(Data entries)
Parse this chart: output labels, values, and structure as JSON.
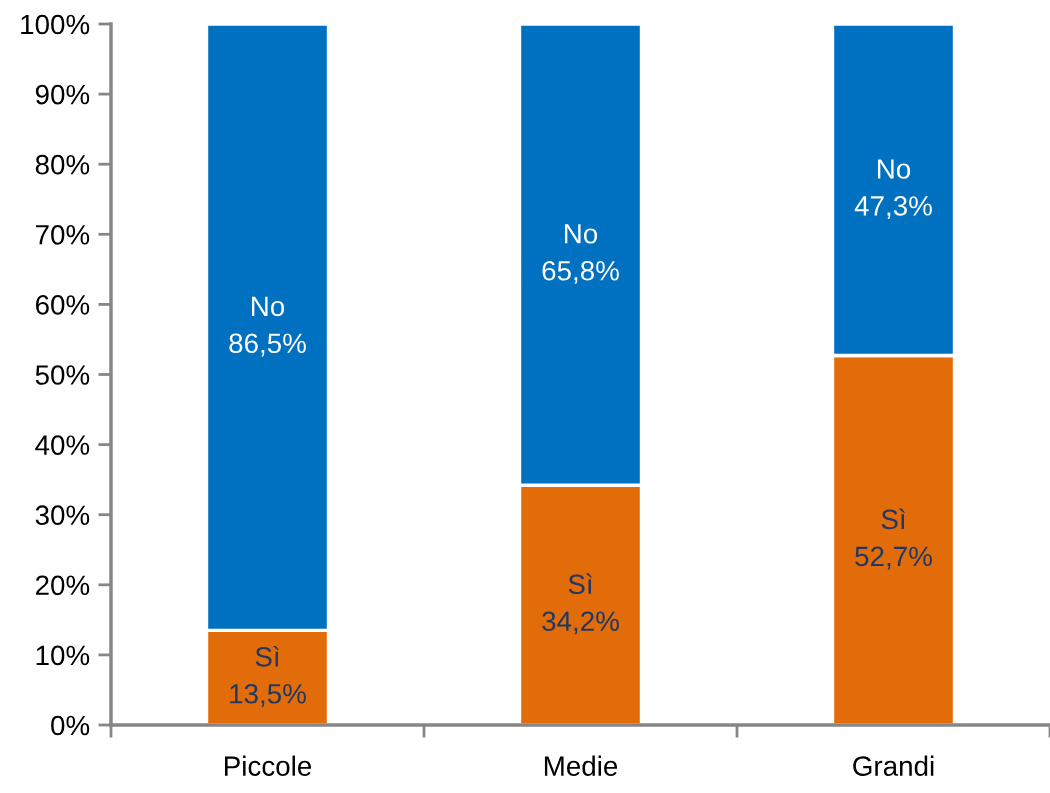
{
  "chart_data": {
    "type": "bar",
    "stacked": true,
    "categories": [
      "Piccole",
      "Medie",
      "Grandi"
    ],
    "series": [
      {
        "name": "Sì",
        "color": "#e36c0a",
        "values": [
          13.5,
          34.2,
          52.7
        ],
        "value_labels": [
          "13,5%",
          "34,2%",
          "52,7%"
        ]
      },
      {
        "name": "No",
        "color": "#0070c0",
        "values": [
          86.5,
          65.8,
          47.3
        ],
        "value_labels": [
          "86,5%",
          "65,8%",
          "47,3%"
        ]
      }
    ],
    "ylim": [
      0,
      100
    ],
    "yticks": [
      {
        "value": 0,
        "label": "0%"
      },
      {
        "value": 10,
        "label": "10%"
      },
      {
        "value": 20,
        "label": "20%"
      },
      {
        "value": 30,
        "label": "30%"
      },
      {
        "value": 40,
        "label": "40%"
      },
      {
        "value": 50,
        "label": "50%"
      },
      {
        "value": 60,
        "label": "60%"
      },
      {
        "value": 70,
        "label": "70%"
      },
      {
        "value": 80,
        "label": "80%"
      },
      {
        "value": 90,
        "label": "90%"
      },
      {
        "value": 100,
        "label": "100%"
      }
    ],
    "grid": false,
    "legend": false
  }
}
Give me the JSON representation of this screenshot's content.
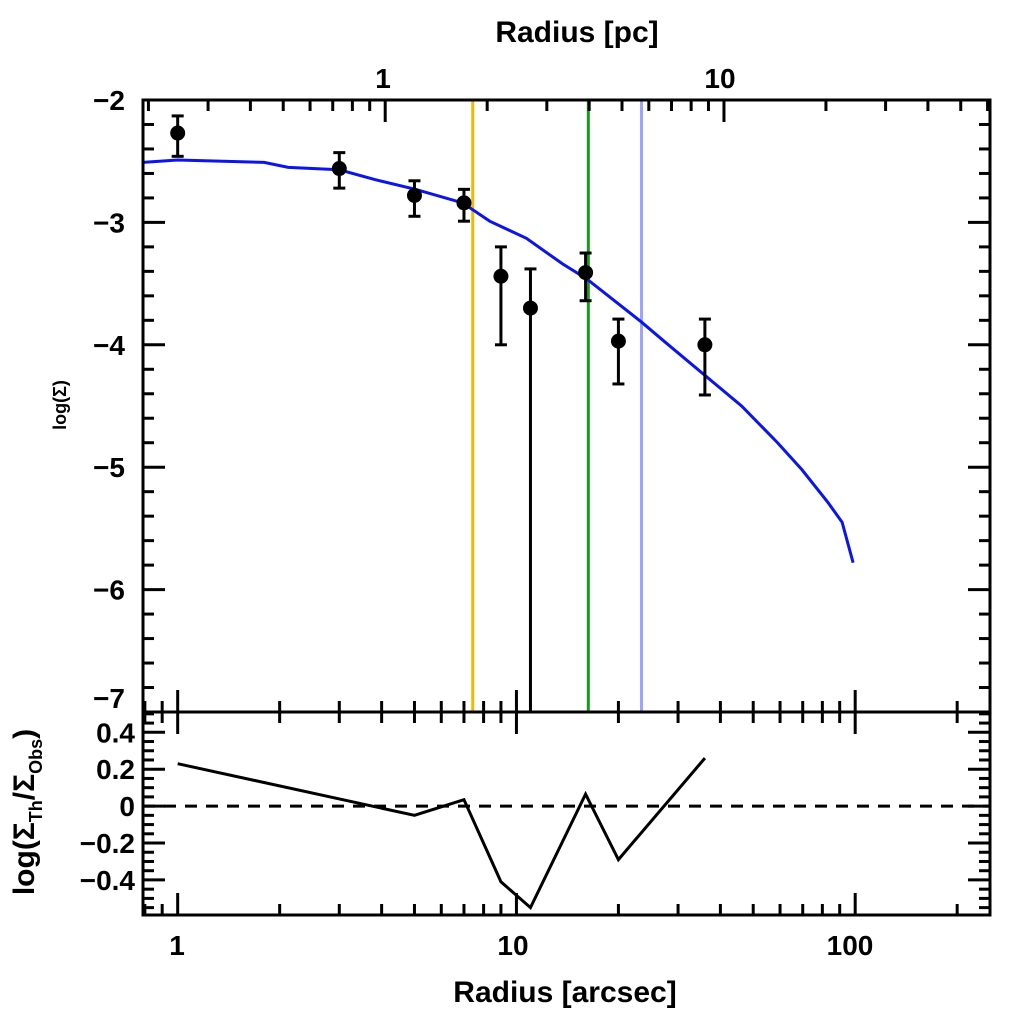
{
  "chart_data": [
    {
      "panel": "main",
      "type": "scatter",
      "xlabel": "Radius [arcsec]",
      "top_xlabel": "Radius [pc]",
      "ylabel": "log(Σ)",
      "xscale": "log",
      "xlim": [
        0.79,
        250
      ],
      "ylim": [
        -7,
        -2
      ],
      "x_ticks": [
        "1",
        "10",
        "100"
      ],
      "top_x_ticks": [
        "1",
        "10"
      ],
      "pc_per_arcsec": 0.244,
      "y_ticks": [
        "-2",
        "-3",
        "-4",
        "-5",
        "-6",
        "-7"
      ],
      "points": {
        "name": "observed",
        "color": "#000000",
        "x": [
          1,
          3,
          5,
          7,
          9,
          11,
          16,
          20,
          36
        ],
        "y": [
          -2.27,
          -2.56,
          -2.78,
          -2.84,
          -3.44,
          -3.7,
          -3.41,
          -3.97,
          -4.0
        ],
        "err_low": [
          -2.46,
          -2.72,
          -2.95,
          -2.99,
          -4.0,
          -7.0,
          -3.64,
          -4.32,
          -4.41
        ],
        "err_high": [
          -2.13,
          -2.43,
          -2.66,
          -2.73,
          -3.2,
          -3.38,
          -3.25,
          -3.79,
          -3.79
        ]
      },
      "model": {
        "name": "model",
        "color": "#0a14f0",
        "x": [
          0.79,
          1,
          1.8,
          2.12,
          3,
          3.82,
          5.03,
          6.93,
          8.34,
          10.7,
          13.7,
          16.1,
          23.3,
          27.8,
          46.2,
          59,
          69.6,
          83.2,
          91.5,
          98.6
        ],
        "y": [
          -2.51,
          -2.49,
          -2.51,
          -2.55,
          -2.57,
          -2.65,
          -2.73,
          -2.84,
          -2.99,
          -3.13,
          -3.34,
          -3.46,
          -3.81,
          -3.99,
          -4.5,
          -4.8,
          -5.02,
          -5.29,
          -5.45,
          -5.78
        ]
      },
      "vlines": [
        {
          "x": 7.43,
          "color": "#f5b800"
        },
        {
          "x": 16.3,
          "color": "#1a9a1a"
        },
        {
          "x": 23.4,
          "color": "#9ba4ff"
        }
      ]
    },
    {
      "panel": "residual",
      "type": "line",
      "xlabel": "Radius [arcsec]",
      "ylabel_main": "log(Σ",
      "ylabel_sub1": "Th",
      "ylabel_mid": "/Σ",
      "ylabel_sub2": "Obs",
      "ylabel_end": ")",
      "xscale": "log",
      "xlim": [
        0.79,
        250
      ],
      "ylim": [
        -0.59,
        0.51
      ],
      "y_ticks": [
        "0.4",
        "0.2",
        "0",
        "-0.2",
        "-0.4"
      ],
      "series": [
        {
          "name": "residual",
          "color": "#000000",
          "x": [
            1,
            5,
            7,
            9,
            11,
            16,
            20,
            36
          ],
          "y": [
            0.23,
            -0.05,
            0.035,
            -0.41,
            -0.55,
            0.065,
            -0.29,
            0.26
          ]
        }
      ],
      "reference_line": {
        "y": 0,
        "style": "dashed"
      }
    }
  ]
}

# WHAT NEEDS TO BE DONE
Each record should be quoted exactly, with the images omitted.

# EXERCISE RESULT
Parse this chart: output labels, values, and structure as JSON.
{
  "chart_data": {
    "type": "bar",
    "stacked": true,
    "categories": [
      "Piccole",
      "Medie",
      "Grandi"
    ],
    "series": [
      {
        "name": "Sì",
        "color": "#e36c0a",
        "values": [
          13.5,
          34.2,
          52.7
        ],
        "value_labels": [
          "13,5%",
          "34,2%",
          "52,7%"
        ]
      },
      {
        "name": "No",
        "color": "#0070c0",
        "values": [
          86.5,
          65.8,
          47.3
        ],
        "value_labels": [
          "86,5%",
          "65,8%",
          "47,3%"
        ]
      }
    ],
    "ylim": [
      0,
      100
    ],
    "yticks": [
      {
        "value": 0,
        "label": "0%"
      },
      {
        "value": 10,
        "label": "10%"
      },
      {
        "value": 20,
        "label": "20%"
      },
      {
        "value": 30,
        "label": "30%"
      },
      {
        "value": 40,
        "label": "40%"
      },
      {
        "value": 50,
        "label": "50%"
      },
      {
        "value": 60,
        "label": "60%"
      },
      {
        "value": 70,
        "label": "70%"
      },
      {
        "value": 80,
        "label": "80%"
      },
      {
        "value": 90,
        "label": "90%"
      },
      {
        "value": 100,
        "label": "100%"
      }
    ],
    "grid": false,
    "legend": false
  }
}
Give me the JSON representation of this screenshot's content.
{
  "chart_data": [
    {
      "panel": "main",
      "type": "scatter",
      "xlabel": "Radius [arcsec]",
      "top_xlabel": "Radius [pc]",
      "ylabel": "log(Σ)",
      "xscale": "log",
      "xlim": [
        0.79,
        250
      ],
      "ylim": [
        -7,
        -2
      ],
      "x_ticks": [
        "1",
        "10",
        "100"
      ],
      "top_x_ticks": [
        "1",
        "10"
      ],
      "pc_per_arcsec": 0.244,
      "y_ticks": [
        "-2",
        "-3",
        "-4",
        "-5",
        "-6",
        "-7"
      ],
      "points": {
        "name": "observed",
        "color": "#000000",
        "x": [
          1,
          3,
          5,
          7,
          9,
          11,
          16,
          20,
          36
        ],
        "y": [
          -2.27,
          -2.56,
          -2.78,
          -2.84,
          -3.44,
          -3.7,
          -3.41,
          -3.97,
          -4.0
        ],
        "err_low": [
          -2.46,
          -2.72,
          -2.95,
          -2.99,
          -4.0,
          -7.0,
          -3.64,
          -4.32,
          -4.41
        ],
        "err_high": [
          -2.13,
          -2.43,
          -2.66,
          -2.73,
          -3.2,
          -3.38,
          -3.25,
          -3.79,
          -3.79
        ]
      },
      "model": {
        "name": "model",
        "color": "#0a14f0",
        "x": [
          0.79,
          1,
          1.8,
          2.12,
          3,
          3.82,
          5.03,
          6.93,
          8.34,
          10.7,
          13.7,
          16.1,
          23.3,
          27.8,
          46.2,
          59,
          69.6,
          83.2,
          91.5,
          98.6
        ],
        "y": [
          -2.51,
          -2.49,
          -2.51,
          -2.55,
          -2.57,
          -2.65,
          -2.73,
          -2.84,
          -2.99,
          -3.13,
          -3.34,
          -3.46,
          -3.81,
          -3.99,
          -4.5,
          -4.8,
          -5.02,
          -5.29,
          -5.45,
          -5.78
        ]
      },
      "vlines": [
        {
          "x": 7.43,
          "color": "#f5b800"
        },
        {
          "x": 16.3,
          "color": "#1a9a1a"
        },
        {
          "x": 23.4,
          "color": "#9ba4ff"
        }
      ]
    },
    {
      "panel": "residual",
      "type": "line",
      "xlabel": "Radius [arcsec]",
      "ylabel_main": "log(Σ",
      "ylabel_sub1": "Th",
      "ylabel_mid": "/Σ",
      "ylabel_sub2": "Obs",
      "ylabel_end": ")",
      "xscale": "log",
      "xlim": [
        0.79,
        250
      ],
      "ylim": [
        -0.59,
        0.51
      ],
      "y_ticks": [
        "0.4",
        "0.2",
        "0",
        "-0.2",
        "-0.4"
      ],
      "series": [
        {
          "name": "residual",
          "color": "#000000",
          "x": [
            1,
            5,
            7,
            9,
            11,
            16,
            20,
            36
          ],
          "y": [
            0.23,
            -0.05,
            0.035,
            -0.41,
            -0.55,
            0.065,
            -0.29,
            0.26
          ]
        }
      ],
      "reference_line": {
        "y": 0,
        "style": "dashed"
      }
    }
  ]
}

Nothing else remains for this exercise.